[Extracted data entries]

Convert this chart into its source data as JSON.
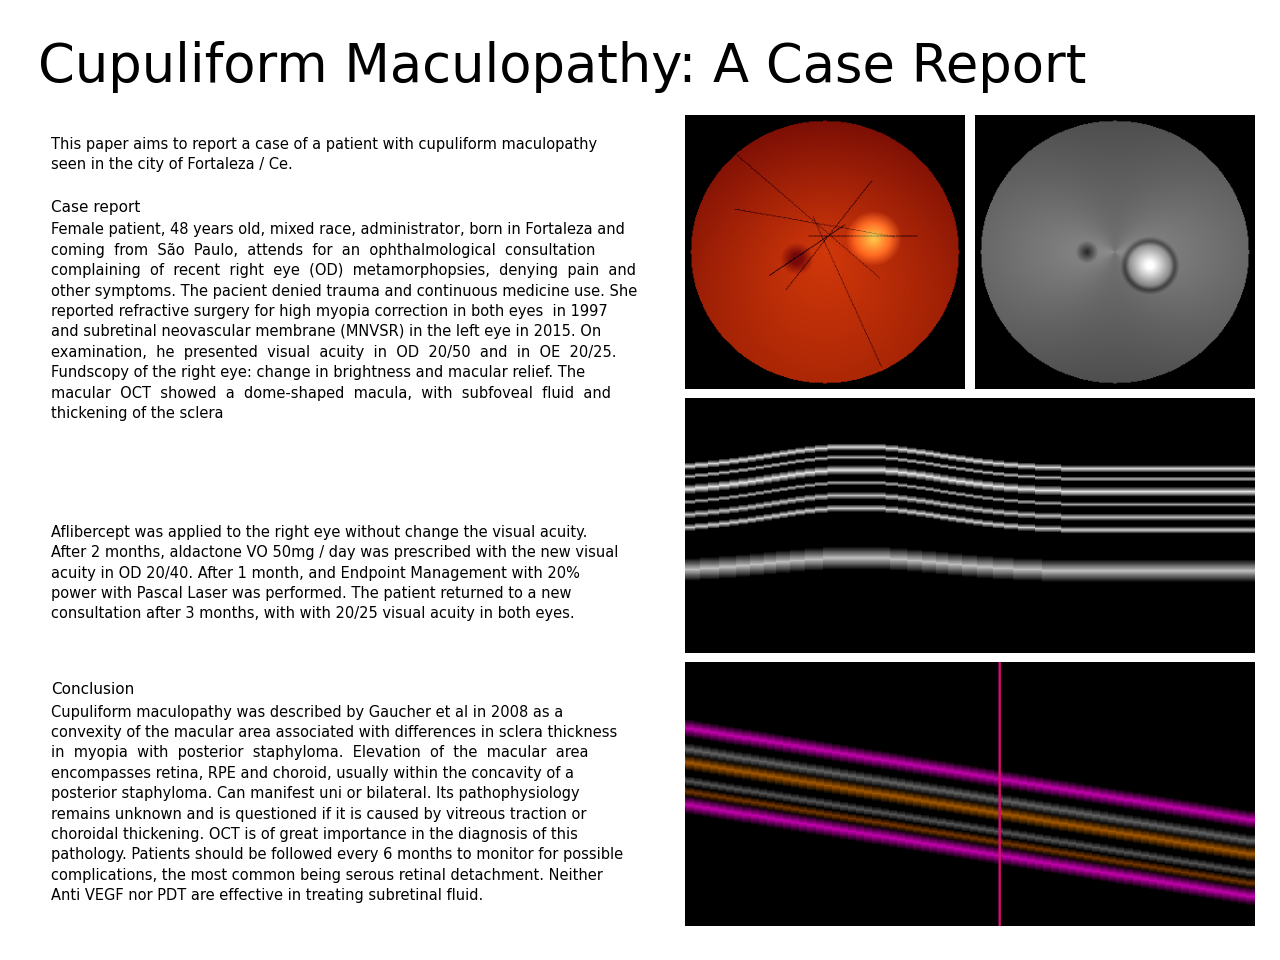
{
  "title": "Cupuliform Maculopathy: A Case Report",
  "title_fontsize": 38,
  "background_color": "#ffffff",
  "text_color": "#000000",
  "abstract_text": "This paper aims to report a case of a patient with cupuliform maculopathy\nseen in the city of Fortaleza / Ce.",
  "case_report_label": "Case report",
  "case_report_text": "Female patient, 48 years old, mixed race, administrator, born in Fortaleza and\ncoming  from  São  Paulo,  attends  for  an  ophthalmological  consultation\ncomplaining  of  recent  right  eye  (OD)  metamorphopsies,  denying  pain  and\nother symptoms. The pacient denied trauma and continuous medicine use. She\nreported refractive surgery for high myopia correction in both eyes  in 1997\nand subretinal neovascular membrane (MNVSR) in the left eye in 2015. On\nexamination,  he  presented  visual  acuity  in  OD  20/50  and  in  OE  20/25.\nFundscopy of the right eye: change in brightness and macular relief. The\nmacular  OCT  showed  a  dome-shaped  macula,  with  subfoveal  fluid  and\nthickening of the sclera",
  "treatment_text": "Aflibercept was applied to the right eye without change the visual acuity.\nAfter 2 months, aldactone VO 50mg / day was prescribed with the new visual\nacuity in OD 20/40. After 1 month, and Endpoint Management with 20%\npower with Pascal Laser was performed. The patient returned to a new\nconsultation after 3 months, with with 20/25 visual acuity in both eyes.",
  "conclusion_label": "Conclusion",
  "conclusion_text": "Cupuliform maculopathy was described by Gaucher et al in 2008 as a\nconvexity of the macular area associated with differences in sclera thickness\nin  myopia  with  posterior  staphyloma.  Elevation  of  the  macular  area\nencompasses retina, RPE and choroid, usually within the concavity of a\nposterior staphyloma. Can manifest uni or bilateral. Its pathophysiology\nremains unknown and is questioned if it is caused by vitreous traction or\nchoroidal thickening. OCT is of great importance in the diagnosis of this\npathology. Patients should be followed every 6 months to monitor for possible\ncomplications, the most common being serous retinal detachment. Neither\nAnti VEGF nor PDT are effective in treating subretinal fluid.",
  "text_fontsize": 10.5,
  "label_fontsize": 11,
  "img1_color": "#3a1200",
  "img2_color": "#111111",
  "img3_color": "#050505",
  "img4_color": "#050505"
}
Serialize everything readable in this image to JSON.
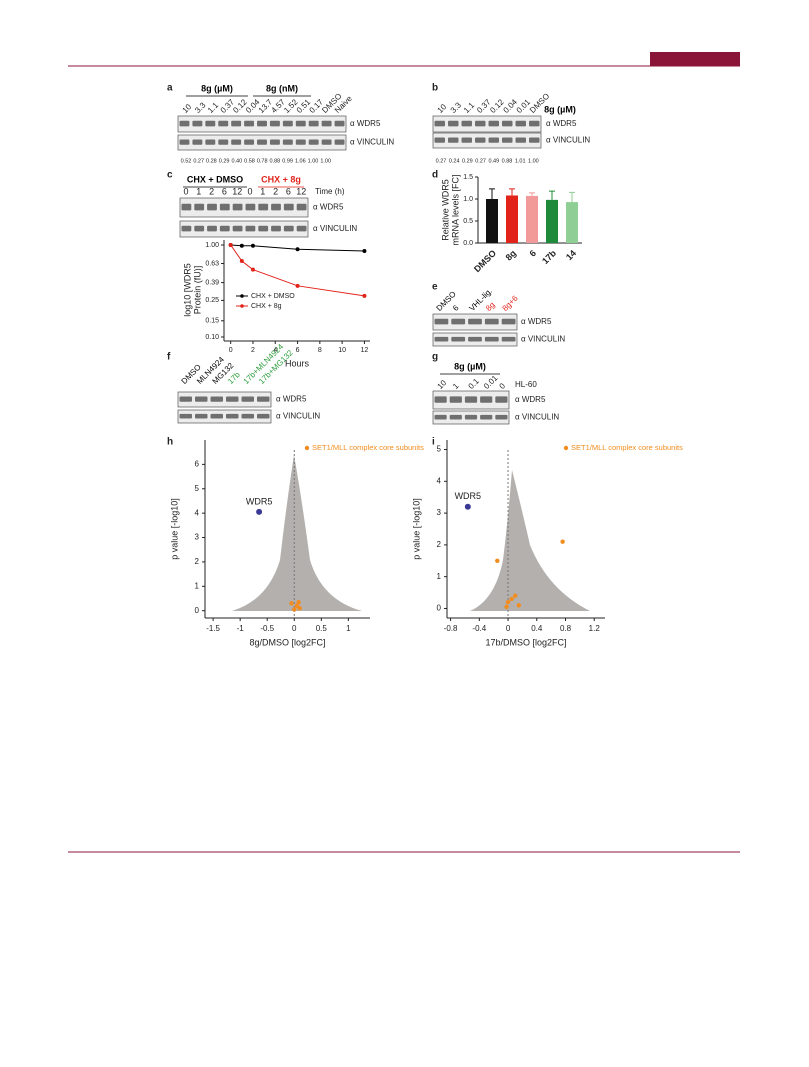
{
  "blots": {
    "a": {
      "label": "a",
      "headers": [
        "8g (µM)",
        "8g (nM)"
      ],
      "lanes": [
        "10",
        "3.3",
        "1.1",
        "0.37",
        "0.12",
        "0.04",
        "13.7",
        "4.57",
        "1.52",
        "0.51",
        "0.17",
        "DMSO",
        "Naive"
      ],
      "blots": [
        "α WDR5",
        "α VINCULIN"
      ],
      "quant": [
        "0.52",
        "0.27",
        "0.28",
        "0.29",
        "0.40",
        "0.58",
        "0.78",
        "0.88",
        "0.99",
        "1.06",
        "1.00",
        "1.00"
      ]
    },
    "b": {
      "label": "b",
      "headers": [
        "8g (µM)"
      ],
      "lanes": [
        "10",
        "3.3",
        "1.1",
        "0.37",
        "0.12",
        "0.04",
        "0.01",
        "DMSO"
      ],
      "blots": [
        "α WDR5",
        "α VINCULIN"
      ],
      "quant": [
        "0.27",
        "0.24",
        "0.29",
        "0.27",
        "0.49",
        "0.88",
        "1.01",
        "1.00"
      ]
    },
    "c": {
      "label": "c",
      "headers": [
        "CHX + DMSO",
        "CHX + 8g"
      ],
      "header_colors": [
        "#000000",
        "#e2231a"
      ],
      "lanes": [
        "0",
        "1",
        "2",
        "6",
        "12",
        "0",
        "1",
        "2",
        "6",
        "12"
      ],
      "lane_title": "Time (h)",
      "blots": [
        "α WDR5",
        "α VINCULIN"
      ]
    },
    "d": {
      "label": "d"
    },
    "e": {
      "label": "e",
      "lanes": [
        "DMSO",
        "6",
        "VHL-lig.",
        "8g",
        "8g+6"
      ],
      "lane_colors": [
        "#000000",
        "#000000",
        "#000000",
        "#e2231a",
        "#e2231a"
      ],
      "blots": [
        "α WDR5",
        "α VINCULIN"
      ]
    },
    "f": {
      "label": "f",
      "lanes": [
        "DMSO",
        "MLN4924",
        "MG132",
        "17b",
        "17b+MLN4924",
        "17b+MG132"
      ],
      "lane_colors": [
        "#000000",
        "#000000",
        "#000000",
        "#2a9d3a",
        "#2a9d3a",
        "#2a9d3a"
      ],
      "blots": [
        "α WDR5",
        "α VINCULIN"
      ]
    },
    "g": {
      "label": "g",
      "headers": [
        "8g (µM)"
      ],
      "lanes": [
        "10",
        "1",
        "0.1",
        "0.01",
        "0"
      ],
      "lane_title": "HL-60",
      "blots": [
        "α WDR5",
        "α VINCULIN"
      ]
    }
  },
  "chart_data": [
    {
      "type": "line",
      "x": [
        0,
        1,
        2,
        6,
        12
      ],
      "xlim": [
        -0.6,
        12.5
      ],
      "xticks": [
        0,
        2,
        4,
        6,
        8,
        10,
        12
      ],
      "xlabel": "Hours",
      "ylabel": [
        "log10 [WDR5",
        "Protein (fU)]"
      ],
      "log_y": true,
      "ylim": [
        0.1,
        1
      ],
      "yticks": [
        {
          "value": 1,
          "label": "1.00"
        },
        0.63,
        0.39,
        0.25,
        0.15,
        {
          "value": 0.1,
          "label": "0.10"
        }
      ],
      "series": [
        {
          "name": "CHX + DMSO",
          "color": "#000000",
          "values": [
            1.0,
            0.98,
            0.98,
            0.9,
            0.86
          ]
        },
        {
          "name": "CHX + 8g",
          "color": "#e2231a",
          "values": [
            1.0,
            0.67,
            0.54,
            0.36,
            0.28
          ]
        }
      ]
    },
    {
      "type": "bar",
      "ylabel": [
        "Relative WDR5",
        "mRNA levels [FC]"
      ],
      "categories": [
        "DMSO",
        "8g",
        "6",
        "17b",
        "14"
      ],
      "values": [
        1.0,
        1.08,
        1.07,
        0.98,
        0.93
      ],
      "errors": [
        0.23,
        0.15,
        0.07,
        0.2,
        0.22
      ],
      "colors": [
        "#111111",
        "#e2231a",
        "#f29a9a",
        "#1f8a3a",
        "#8fce94"
      ],
      "ylim": [
        0,
        1.5
      ],
      "yticks": [
        {
          "value": 0,
          "label": "0.0"
        },
        {
          "value": 0.5,
          "label": "0.5"
        },
        {
          "value": 1,
          "label": "1.0"
        },
        {
          "value": 1.5,
          "label": "1.5"
        }
      ]
    },
    {
      "type": "scatter",
      "panel": "h",
      "xlabel": "8g/DMSO [log2FC]",
      "ylabel": "p value [-log10]",
      "xlim": [
        -1.65,
        1.4
      ],
      "ylim": [
        -0.3,
        7
      ],
      "xticks": [
        -1.5,
        -1,
        -0.5,
        0,
        0.5,
        1
      ],
      "yticks": [
        0,
        1,
        2,
        3,
        4,
        5,
        6
      ],
      "series": [
        {
          "name": "WDR5",
          "color": "#3a3a96",
          "x": [
            -0.65
          ],
          "y": [
            4.05
          ]
        },
        {
          "name": "SET1/MLL complex core subunits",
          "color": "#f28c1e",
          "x": [
            -0.05,
            0.0,
            0.05,
            0.08,
            0.1
          ],
          "y": [
            0.3,
            0.05,
            0.2,
            0.35,
            0.1
          ]
        }
      ]
    },
    {
      "type": "scatter",
      "panel": "i",
      "xlabel": "17b/DMSO [log2FC]",
      "ylabel": "p value [-log10]",
      "xlim": [
        -0.85,
        1.35
      ],
      "ylim": [
        -0.3,
        5.3
      ],
      "xticks": [
        -0.8,
        -0.4,
        0,
        0.4,
        0.8,
        1.2
      ],
      "yticks": [
        0,
        1,
        2,
        3,
        4,
        5
      ],
      "series": [
        {
          "name": "WDR5",
          "color": "#3a3a96",
          "x": [
            -0.56
          ],
          "y": [
            3.2
          ]
        },
        {
          "name": "SET1/MLL complex core subunits",
          "color": "#f28c1e",
          "x": [
            0.76,
            -0.15,
            0.05,
            0.1,
            0.15,
            0.0,
            -0.02
          ],
          "y": [
            2.1,
            1.5,
            0.3,
            0.4,
            0.1,
            0.2,
            0.05
          ]
        }
      ]
    }
  ]
}
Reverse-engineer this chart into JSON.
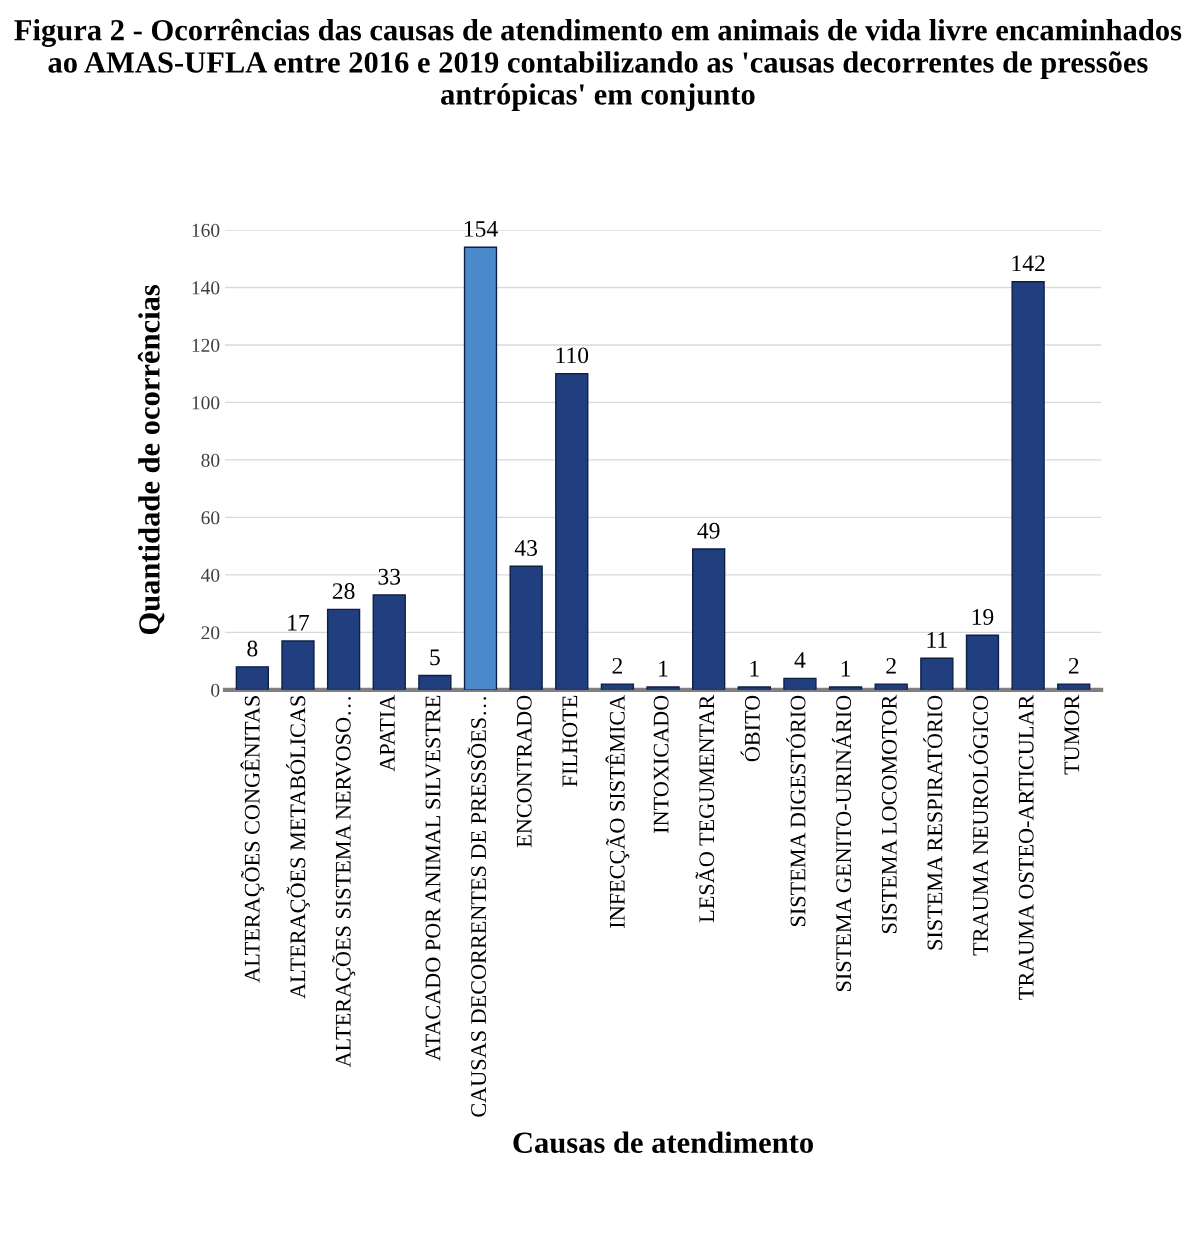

◆ Exercise aim: The answer must consist of every line from the records above that holds "type".

◆ Expected output:
      "type": "line",
      "type": "bar",
      "type": "scatter",
      "type": "scatter",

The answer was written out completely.